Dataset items
——

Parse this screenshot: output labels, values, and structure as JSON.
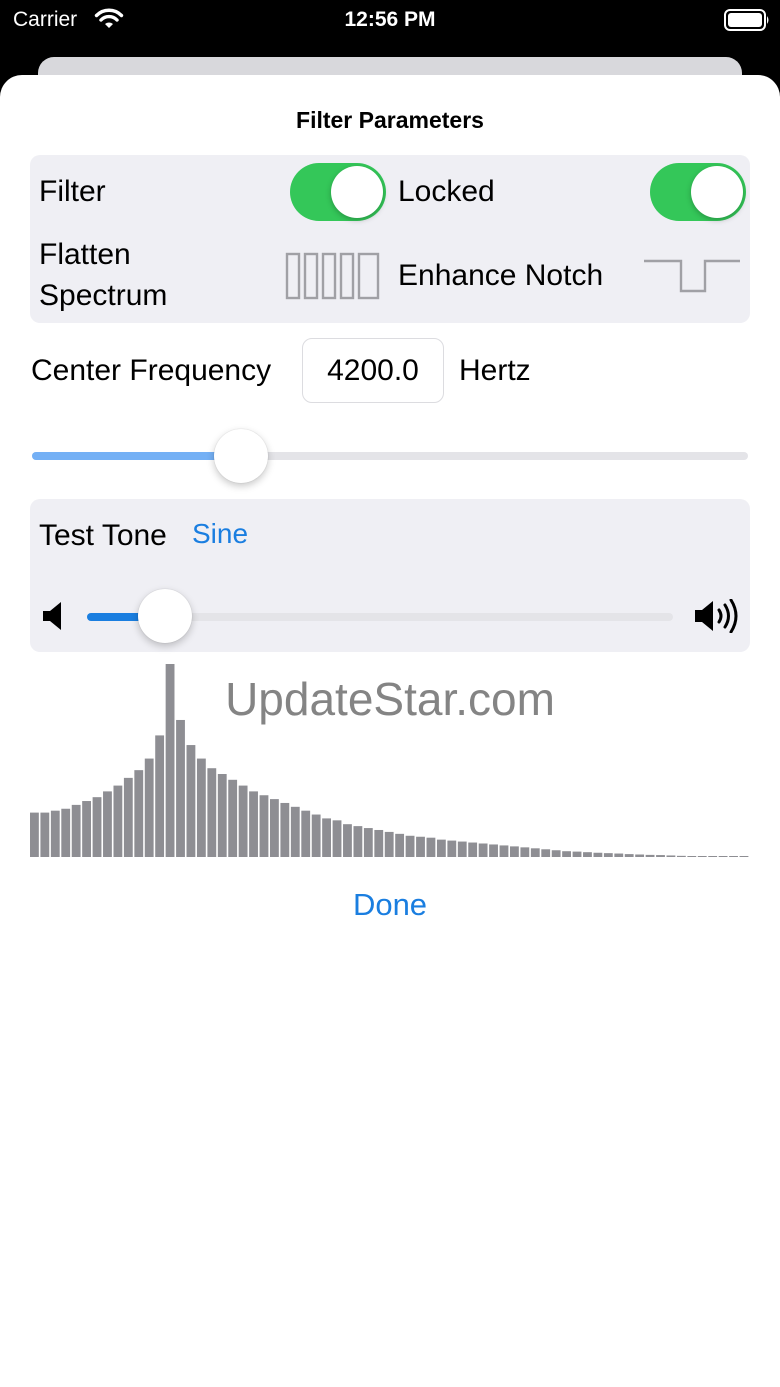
{
  "status_bar": {
    "carrier": "Carrier",
    "time": "12:56 PM",
    "icons": [
      "wifi-icon",
      "battery-icon"
    ]
  },
  "sheet": {
    "title": "Filter Parameters"
  },
  "filter_group": {
    "filter_label": "Filter",
    "filter_on": true,
    "locked_label": "Locked",
    "locked_on": true,
    "flatten_label_line1": "Flatten",
    "flatten_label_line2": "Spectrum",
    "flatten_icon": "flatten-spectrum-icon",
    "notch_label": "Enhance Notch",
    "notch_icon": "notch-icon"
  },
  "center_frequency": {
    "label": "Center Frequency",
    "value": "4200.0",
    "unit": "Hertz",
    "slider_fraction": 0.29
  },
  "test_tone": {
    "label": "Test Tone",
    "waveform": "Sine",
    "volume_fraction": 0.13,
    "icons": [
      "volume-min-icon",
      "volume-max-icon"
    ]
  },
  "spectrum": {
    "bar_levels": [
      0.23,
      0.23,
      0.24,
      0.25,
      0.27,
      0.29,
      0.31,
      0.34,
      0.37,
      0.41,
      0.45,
      0.51,
      0.63,
      1.0,
      0.71,
      0.58,
      0.51,
      0.46,
      0.43,
      0.4,
      0.37,
      0.34,
      0.32,
      0.3,
      0.28,
      0.26,
      0.24,
      0.22,
      0.2,
      0.19,
      0.17,
      0.16,
      0.15,
      0.14,
      0.13,
      0.12,
      0.11,
      0.105,
      0.1,
      0.09,
      0.085,
      0.08,
      0.075,
      0.07,
      0.065,
      0.06,
      0.055,
      0.05,
      0.045,
      0.04,
      0.035,
      0.03,
      0.028,
      0.025,
      0.022,
      0.02,
      0.018,
      0.015,
      0.013,
      0.011,
      0.01,
      0.008,
      0.006,
      0.005,
      0.004,
      0.003,
      0.002,
      0.001,
      0.001
    ],
    "bar_color": "#8e8e93"
  },
  "watermark": "UpdateStar.com",
  "done_label": "Done",
  "colors": {
    "accent": "#1a7ee0",
    "toggle_on": "#34c759",
    "group_bg": "#efeff4"
  }
}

——

EXERCISE BRIEF —
Copy the material above in full and exactly, skipping pictures.

REPLY TO THE EXERCISE —
Parse this screenshot: output labels, values, and structure as JSON.
{
  "status_bar": {
    "carrier": "Carrier",
    "time": "12:56 PM",
    "icons": [
      "wifi-icon",
      "battery-icon"
    ]
  },
  "sheet": {
    "title": "Filter Parameters"
  },
  "filter_group": {
    "filter_label": "Filter",
    "filter_on": true,
    "locked_label": "Locked",
    "locked_on": true,
    "flatten_label_line1": "Flatten",
    "flatten_label_line2": "Spectrum",
    "flatten_icon": "flatten-spectrum-icon",
    "notch_label": "Enhance Notch",
    "notch_icon": "notch-icon"
  },
  "center_frequency": {
    "label": "Center Frequency",
    "value": "4200.0",
    "unit": "Hertz",
    "slider_fraction": 0.29
  },
  "test_tone": {
    "label": "Test Tone",
    "waveform": "Sine",
    "volume_fraction": 0.13,
    "icons": [
      "volume-min-icon",
      "volume-max-icon"
    ]
  },
  "spectrum": {
    "bar_levels": [
      0.23,
      0.23,
      0.24,
      0.25,
      0.27,
      0.29,
      0.31,
      0.34,
      0.37,
      0.41,
      0.45,
      0.51,
      0.63,
      1.0,
      0.71,
      0.58,
      0.51,
      0.46,
      0.43,
      0.4,
      0.37,
      0.34,
      0.32,
      0.3,
      0.28,
      0.26,
      0.24,
      0.22,
      0.2,
      0.19,
      0.17,
      0.16,
      0.15,
      0.14,
      0.13,
      0.12,
      0.11,
      0.105,
      0.1,
      0.09,
      0.085,
      0.08,
      0.075,
      0.07,
      0.065,
      0.06,
      0.055,
      0.05,
      0.045,
      0.04,
      0.035,
      0.03,
      0.028,
      0.025,
      0.022,
      0.02,
      0.018,
      0.015,
      0.013,
      0.011,
      0.01,
      0.008,
      0.006,
      0.005,
      0.004,
      0.003,
      0.002,
      0.001,
      0.001
    ],
    "bar_color": "#8e8e93"
  },
  "watermark": "UpdateStar.com",
  "done_label": "Done",
  "colors": {
    "accent": "#1a7ee0",
    "toggle_on": "#34c759",
    "group_bg": "#efeff4"
  }
}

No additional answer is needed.